● OBJECTIVE
Exact reproduction is required for all entries.

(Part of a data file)
((
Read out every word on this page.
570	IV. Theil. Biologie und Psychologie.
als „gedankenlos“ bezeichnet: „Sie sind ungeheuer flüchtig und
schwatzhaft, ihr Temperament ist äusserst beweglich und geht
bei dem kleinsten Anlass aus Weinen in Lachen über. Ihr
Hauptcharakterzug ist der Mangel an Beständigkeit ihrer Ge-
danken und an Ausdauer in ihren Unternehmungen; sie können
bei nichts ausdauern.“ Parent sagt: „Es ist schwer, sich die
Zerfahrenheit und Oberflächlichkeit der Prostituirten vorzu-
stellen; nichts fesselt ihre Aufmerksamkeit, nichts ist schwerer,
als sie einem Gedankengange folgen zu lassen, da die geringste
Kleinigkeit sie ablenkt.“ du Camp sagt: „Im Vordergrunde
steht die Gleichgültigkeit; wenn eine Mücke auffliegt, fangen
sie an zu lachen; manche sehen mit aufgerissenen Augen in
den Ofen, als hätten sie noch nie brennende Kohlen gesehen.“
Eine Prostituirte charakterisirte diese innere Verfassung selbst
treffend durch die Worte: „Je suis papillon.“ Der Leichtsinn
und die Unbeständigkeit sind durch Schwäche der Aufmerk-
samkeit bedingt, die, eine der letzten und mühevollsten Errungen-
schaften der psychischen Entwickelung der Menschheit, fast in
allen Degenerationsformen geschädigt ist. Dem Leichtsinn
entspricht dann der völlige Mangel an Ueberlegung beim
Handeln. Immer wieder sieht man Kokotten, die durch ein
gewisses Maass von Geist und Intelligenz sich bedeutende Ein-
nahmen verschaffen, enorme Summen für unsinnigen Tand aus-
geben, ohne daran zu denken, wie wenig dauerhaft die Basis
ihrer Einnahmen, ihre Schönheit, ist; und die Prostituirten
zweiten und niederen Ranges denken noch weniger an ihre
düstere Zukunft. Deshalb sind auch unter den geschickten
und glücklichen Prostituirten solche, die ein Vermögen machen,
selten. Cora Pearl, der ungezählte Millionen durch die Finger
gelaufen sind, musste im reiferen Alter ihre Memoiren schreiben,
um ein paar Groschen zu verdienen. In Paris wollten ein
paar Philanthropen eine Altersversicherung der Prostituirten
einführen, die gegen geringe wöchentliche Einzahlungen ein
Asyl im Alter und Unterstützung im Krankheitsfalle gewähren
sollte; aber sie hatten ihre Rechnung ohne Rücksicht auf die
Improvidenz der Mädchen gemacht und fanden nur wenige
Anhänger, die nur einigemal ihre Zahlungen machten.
))
● REPLY
Read out every word on this page.
570	IV. Theil. Biologie und Psychologie.
als „gedankenlos“ bezeichnet: „Sie sind ungeheuer flüchtig und
schwatzhaft, ihr Temperament ist äusserst beweglich und geht
bei dem kleinsten Anlass aus Weinen in Lachen über. Ihr
Hauptcharakterzug ist der Mangel an Beständigkeit ihrer Ge-
danken und an Ausdauer in ihren Unternehmungen; sie können
bei nichts ausdauern.“ Parent sagt: „Es ist schwer, sich die
Zerfahrenheit und Oberflächlichkeit der Prostituirten vorzu-
stellen; nichts fesselt ihre Aufmerksamkeit, nichts ist schwerer,
als sie einem Gedankengange folgen zu lassen, da die geringste
Kleinigkeit sie ablenkt.“ du Camp sagt: „Im Vordergrunde
steht die Gleichgültigkeit; wenn eine Mücke auffliegt, fangen
sie an zu lachen; manche sehen mit aufgerissenen Augen in
den Ofen, als hätten sie noch nie brennende Kohlen gesehen.“
Eine Prostituirte charakterisirte diese innere Verfassung selbst
treffend durch die Worte: „Je suis papillon.“ Der Leichtsinn
und die Unbeständigkeit sind durch Schwäche der Aufmerk-
samkeit bedingt, die, eine der letzten und mühevollsten Errungen-
schaften der psychischen Entwickelung der Menschheit, fast in
allen Degenerationsformen geschädigt ist. Dem Leichtsinn
entspricht dann der völlige Mangel an Ueberlegung beim
Handeln. Immer wieder sieht man Kokotten, die durch ein
gewisses Maass von Geist und Intelligenz sich bedeutende Ein-
nahmen verschaffen, enorme Summen für unsinnigen Tand aus-
geben, ohne daran zu denken, wie wenig dauerhaft die Basis
ihrer Einnahmen, ihre Schönheit, ist; und die Prostituirten
zweiten und niederen Ranges denken noch weniger an ihre
düstere Zukunft. Deshalb sind auch unter den geschickten
und glücklichen Prostituirten solche, die ein Vermögen machen,
selten. Cora Pearl, der ungezählte Millionen durch die Finger
gelaufen sind, musste im reiferen Alter ihre Memoiren schreiben,
um ein paar Groschen zu verdienen. In Paris wollten ein
paar Philanthropen eine Altersversicherung der Prostituirten
einführen, die gegen geringe wöchentliche Einzahlungen ein
Asyl im Alter und Unterstützung im Krankheitsfalle gewähren
sollte; aber sie hatten ihre Rechnung ohne Rücksicht auf die
Improvidenz der Mädchen gemacht und fanden nur wenige
Anhänger, die nur einigemal ihre Zahlungen machten.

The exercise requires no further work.